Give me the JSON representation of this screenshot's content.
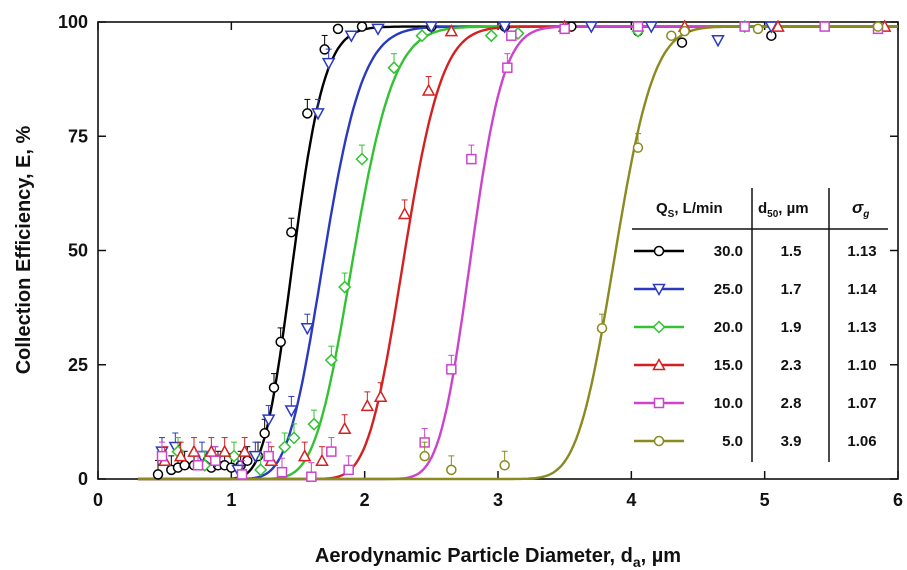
{
  "chart_data": {
    "type": "scatter",
    "xlabel_main": "Aerodynamic Particle Diameter, d",
    "xlabel_sub": "a",
    "xlabel_unit": ", µm",
    "ylabel": "Collection Efficiency, E, %",
    "xlim": [
      0,
      6
    ],
    "ylim": [
      0,
      100
    ],
    "xticks": [
      "0",
      "1",
      "2",
      "3",
      "4",
      "5",
      "6"
    ],
    "yticks": [
      "0",
      "25",
      "50",
      "75",
      "100"
    ],
    "legend": {
      "position": "right",
      "headers": {
        "qs_main": "Q",
        "qs_sub": "S",
        "qs_rest": ", L/min",
        "d50_main": "d",
        "d50_sub": "50",
        "d50_rest": ", µm",
        "sigma_main": "σ",
        "sigma_sub": "g"
      }
    },
    "series": [
      {
        "qs": "30.0",
        "d50": "1.5",
        "sigma": "1.13",
        "d50_value": 1.47,
        "sigma_value": 1.13,
        "color": "#000000",
        "marker": "circle",
        "points": [
          [
            0.45,
            1
          ],
          [
            0.55,
            2
          ],
          [
            0.6,
            2.5
          ],
          [
            0.65,
            3
          ],
          [
            0.72,
            3
          ],
          [
            0.8,
            3
          ],
          [
            0.85,
            2.5
          ],
          [
            0.9,
            3
          ],
          [
            0.95,
            3
          ],
          [
            1.0,
            2.5
          ],
          [
            1.07,
            3
          ],
          [
            1.12,
            4
          ],
          [
            1.2,
            5
          ],
          [
            1.25,
            10
          ],
          [
            1.32,
            20
          ],
          [
            1.37,
            30
          ],
          [
            1.45,
            54
          ],
          [
            1.57,
            80
          ],
          [
            1.7,
            94
          ],
          [
            1.8,
            98.5
          ],
          [
            1.98,
            99
          ],
          [
            2.5,
            99
          ],
          [
            3.05,
            99
          ],
          [
            3.55,
            99
          ],
          [
            4.05,
            98
          ],
          [
            4.38,
            95.5
          ],
          [
            5.05,
            97
          ]
        ]
      },
      {
        "qs": "25.0",
        "d50": "1.7",
        "sigma": "1.14",
        "d50_value": 1.7,
        "sigma_value": 1.14,
        "color": "#2a3ac0",
        "marker": "triangle-down",
        "points": [
          [
            0.48,
            6
          ],
          [
            0.58,
            7
          ],
          [
            0.78,
            5
          ],
          [
            0.88,
            4
          ],
          [
            1.05,
            2
          ],
          [
            1.18,
            5
          ],
          [
            1.28,
            13
          ],
          [
            1.45,
            15
          ],
          [
            1.57,
            33
          ],
          [
            1.65,
            80
          ],
          [
            1.73,
            91
          ],
          [
            1.9,
            97
          ],
          [
            2.1,
            98.5
          ],
          [
            2.5,
            99
          ],
          [
            3.05,
            99
          ],
          [
            3.7,
            99
          ],
          [
            4.15,
            99
          ],
          [
            4.65,
            96
          ],
          [
            5.05,
            99
          ]
        ]
      },
      {
        "qs": "20.0",
        "d50": "1.9",
        "sigma": "1.13",
        "d50_value": 1.92,
        "sigma_value": 1.13,
        "color": "#33c233",
        "marker": "diamond",
        "points": [
          [
            0.6,
            6
          ],
          [
            0.8,
            3
          ],
          [
            1.02,
            5
          ],
          [
            1.22,
            2
          ],
          [
            1.4,
            7
          ],
          [
            1.47,
            9
          ],
          [
            1.62,
            12
          ],
          [
            1.75,
            26
          ],
          [
            1.85,
            42
          ],
          [
            1.98,
            70
          ],
          [
            2.22,
            90
          ],
          [
            2.43,
            97
          ],
          [
            2.95,
            97
          ],
          [
            3.15,
            97.5
          ],
          [
            4.05,
            98
          ],
          [
            4.85,
            99
          ]
        ]
      },
      {
        "qs": "15.0",
        "d50": "2.3",
        "sigma": "1.10",
        "d50_value": 2.3,
        "sigma_value": 1.1,
        "color": "#d42020",
        "marker": "triangle-up",
        "points": [
          [
            0.5,
            4
          ],
          [
            0.62,
            5
          ],
          [
            0.72,
            6
          ],
          [
            0.85,
            6
          ],
          [
            0.95,
            6
          ],
          [
            1.1,
            6
          ],
          [
            1.3,
            4
          ],
          [
            1.55,
            5
          ],
          [
            1.68,
            4
          ],
          [
            1.85,
            11
          ],
          [
            2.02,
            16
          ],
          [
            2.12,
            18
          ],
          [
            2.3,
            58
          ],
          [
            2.48,
            85
          ],
          [
            2.65,
            98
          ],
          [
            3.5,
            99
          ],
          [
            4.4,
            99
          ],
          [
            5.1,
            99
          ],
          [
            5.9,
            99
          ]
        ]
      },
      {
        "qs": "10.0",
        "d50": "2.8",
        "sigma": "1.07",
        "d50_value": 2.8,
        "sigma_value": 1.07,
        "color": "#cc44cc",
        "marker": "square",
        "points": [
          [
            0.48,
            5
          ],
          [
            0.75,
            3
          ],
          [
            0.88,
            4
          ],
          [
            1.08,
            1
          ],
          [
            1.28,
            5
          ],
          [
            1.38,
            1.5
          ],
          [
            1.6,
            0.5
          ],
          [
            1.75,
            6
          ],
          [
            1.88,
            2
          ],
          [
            2.45,
            8
          ],
          [
            2.65,
            24
          ],
          [
            2.8,
            70
          ],
          [
            3.07,
            90
          ],
          [
            3.1,
            97
          ],
          [
            3.5,
            98.5
          ],
          [
            4.05,
            99
          ],
          [
            4.85,
            99
          ],
          [
            5.45,
            99
          ],
          [
            5.85,
            98.5
          ]
        ]
      },
      {
        "qs": "5.0",
        "d50": "3.9",
        "sigma": "1.06",
        "d50_value": 3.88,
        "sigma_value": 1.06,
        "color": "#8a8a1e",
        "marker": "circle",
        "points": [
          [
            2.45,
            5
          ],
          [
            2.65,
            2
          ],
          [
            3.05,
            3
          ],
          [
            3.78,
            33
          ],
          [
            4.05,
            72.5
          ],
          [
            4.3,
            97
          ],
          [
            4.4,
            98
          ],
          [
            4.95,
            98.5
          ],
          [
            5.85,
            99
          ]
        ]
      }
    ]
  }
}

⁂

Instructions for the task:
Repeat the records above verbatim, with no pictures in the result.

Response below:
Give me the JSON representation of this screenshot's content.
{
  "chart_data": {
    "type": "scatter",
    "xlabel_main": "Aerodynamic Particle Diameter, d",
    "xlabel_sub": "a",
    "xlabel_unit": ", µm",
    "ylabel": "Collection Efficiency, E, %",
    "xlim": [
      0,
      6
    ],
    "ylim": [
      0,
      100
    ],
    "xticks": [
      "0",
      "1",
      "2",
      "3",
      "4",
      "5",
      "6"
    ],
    "yticks": [
      "0",
      "25",
      "50",
      "75",
      "100"
    ],
    "legend": {
      "position": "right",
      "headers": {
        "qs_main": "Q",
        "qs_sub": "S",
        "qs_rest": ", L/min",
        "d50_main": "d",
        "d50_sub": "50",
        "d50_rest": ", µm",
        "sigma_main": "σ",
        "sigma_sub": "g"
      }
    },
    "series": [
      {
        "qs": "30.0",
        "d50": "1.5",
        "sigma": "1.13",
        "d50_value": 1.47,
        "sigma_value": 1.13,
        "color": "#000000",
        "marker": "circle",
        "points": [
          [
            0.45,
            1
          ],
          [
            0.55,
            2
          ],
          [
            0.6,
            2.5
          ],
          [
            0.65,
            3
          ],
          [
            0.72,
            3
          ],
          [
            0.8,
            3
          ],
          [
            0.85,
            2.5
          ],
          [
            0.9,
            3
          ],
          [
            0.95,
            3
          ],
          [
            1.0,
            2.5
          ],
          [
            1.07,
            3
          ],
          [
            1.12,
            4
          ],
          [
            1.2,
            5
          ],
          [
            1.25,
            10
          ],
          [
            1.32,
            20
          ],
          [
            1.37,
            30
          ],
          [
            1.45,
            54
          ],
          [
            1.57,
            80
          ],
          [
            1.7,
            94
          ],
          [
            1.8,
            98.5
          ],
          [
            1.98,
            99
          ],
          [
            2.5,
            99
          ],
          [
            3.05,
            99
          ],
          [
            3.55,
            99
          ],
          [
            4.05,
            98
          ],
          [
            4.38,
            95.5
          ],
          [
            5.05,
            97
          ]
        ]
      },
      {
        "qs": "25.0",
        "d50": "1.7",
        "sigma": "1.14",
        "d50_value": 1.7,
        "sigma_value": 1.14,
        "color": "#2a3ac0",
        "marker": "triangle-down",
        "points": [
          [
            0.48,
            6
          ],
          [
            0.58,
            7
          ],
          [
            0.78,
            5
          ],
          [
            0.88,
            4
          ],
          [
            1.05,
            2
          ],
          [
            1.18,
            5
          ],
          [
            1.28,
            13
          ],
          [
            1.45,
            15
          ],
          [
            1.57,
            33
          ],
          [
            1.65,
            80
          ],
          [
            1.73,
            91
          ],
          [
            1.9,
            97
          ],
          [
            2.1,
            98.5
          ],
          [
            2.5,
            99
          ],
          [
            3.05,
            99
          ],
          [
            3.7,
            99
          ],
          [
            4.15,
            99
          ],
          [
            4.65,
            96
          ],
          [
            5.05,
            99
          ]
        ]
      },
      {
        "qs": "20.0",
        "d50": "1.9",
        "sigma": "1.13",
        "d50_value": 1.92,
        "sigma_value": 1.13,
        "color": "#33c233",
        "marker": "diamond",
        "points": [
          [
            0.6,
            6
          ],
          [
            0.8,
            3
          ],
          [
            1.02,
            5
          ],
          [
            1.22,
            2
          ],
          [
            1.4,
            7
          ],
          [
            1.47,
            9
          ],
          [
            1.62,
            12
          ],
          [
            1.75,
            26
          ],
          [
            1.85,
            42
          ],
          [
            1.98,
            70
          ],
          [
            2.22,
            90
          ],
          [
            2.43,
            97
          ],
          [
            2.95,
            97
          ],
          [
            3.15,
            97.5
          ],
          [
            4.05,
            98
          ],
          [
            4.85,
            99
          ]
        ]
      },
      {
        "qs": "15.0",
        "d50": "2.3",
        "sigma": "1.10",
        "d50_value": 2.3,
        "sigma_value": 1.1,
        "color": "#d42020",
        "marker": "triangle-up",
        "points": [
          [
            0.5,
            4
          ],
          [
            0.62,
            5
          ],
          [
            0.72,
            6
          ],
          [
            0.85,
            6
          ],
          [
            0.95,
            6
          ],
          [
            1.1,
            6
          ],
          [
            1.3,
            4
          ],
          [
            1.55,
            5
          ],
          [
            1.68,
            4
          ],
          [
            1.85,
            11
          ],
          [
            2.02,
            16
          ],
          [
            2.12,
            18
          ],
          [
            2.3,
            58
          ],
          [
            2.48,
            85
          ],
          [
            2.65,
            98
          ],
          [
            3.5,
            99
          ],
          [
            4.4,
            99
          ],
          [
            5.1,
            99
          ],
          [
            5.9,
            99
          ]
        ]
      },
      {
        "qs": "10.0",
        "d50": "2.8",
        "sigma": "1.07",
        "d50_value": 2.8,
        "sigma_value": 1.07,
        "color": "#cc44cc",
        "marker": "square",
        "points": [
          [
            0.48,
            5
          ],
          [
            0.75,
            3
          ],
          [
            0.88,
            4
          ],
          [
            1.08,
            1
          ],
          [
            1.28,
            5
          ],
          [
            1.38,
            1.5
          ],
          [
            1.6,
            0.5
          ],
          [
            1.75,
            6
          ],
          [
            1.88,
            2
          ],
          [
            2.45,
            8
          ],
          [
            2.65,
            24
          ],
          [
            2.8,
            70
          ],
          [
            3.07,
            90
          ],
          [
            3.1,
            97
          ],
          [
            3.5,
            98.5
          ],
          [
            4.05,
            99
          ],
          [
            4.85,
            99
          ],
          [
            5.45,
            99
          ],
          [
            5.85,
            98.5
          ]
        ]
      },
      {
        "qs": "5.0",
        "d50": "3.9",
        "sigma": "1.06",
        "d50_value": 3.88,
        "sigma_value": 1.06,
        "color": "#8a8a1e",
        "marker": "circle",
        "points": [
          [
            2.45,
            5
          ],
          [
            2.65,
            2
          ],
          [
            3.05,
            3
          ],
          [
            3.78,
            33
          ],
          [
            4.05,
            72.5
          ],
          [
            4.3,
            97
          ],
          [
            4.4,
            98
          ],
          [
            4.95,
            98.5
          ],
          [
            5.85,
            99
          ]
        ]
      }
    ]
  }
}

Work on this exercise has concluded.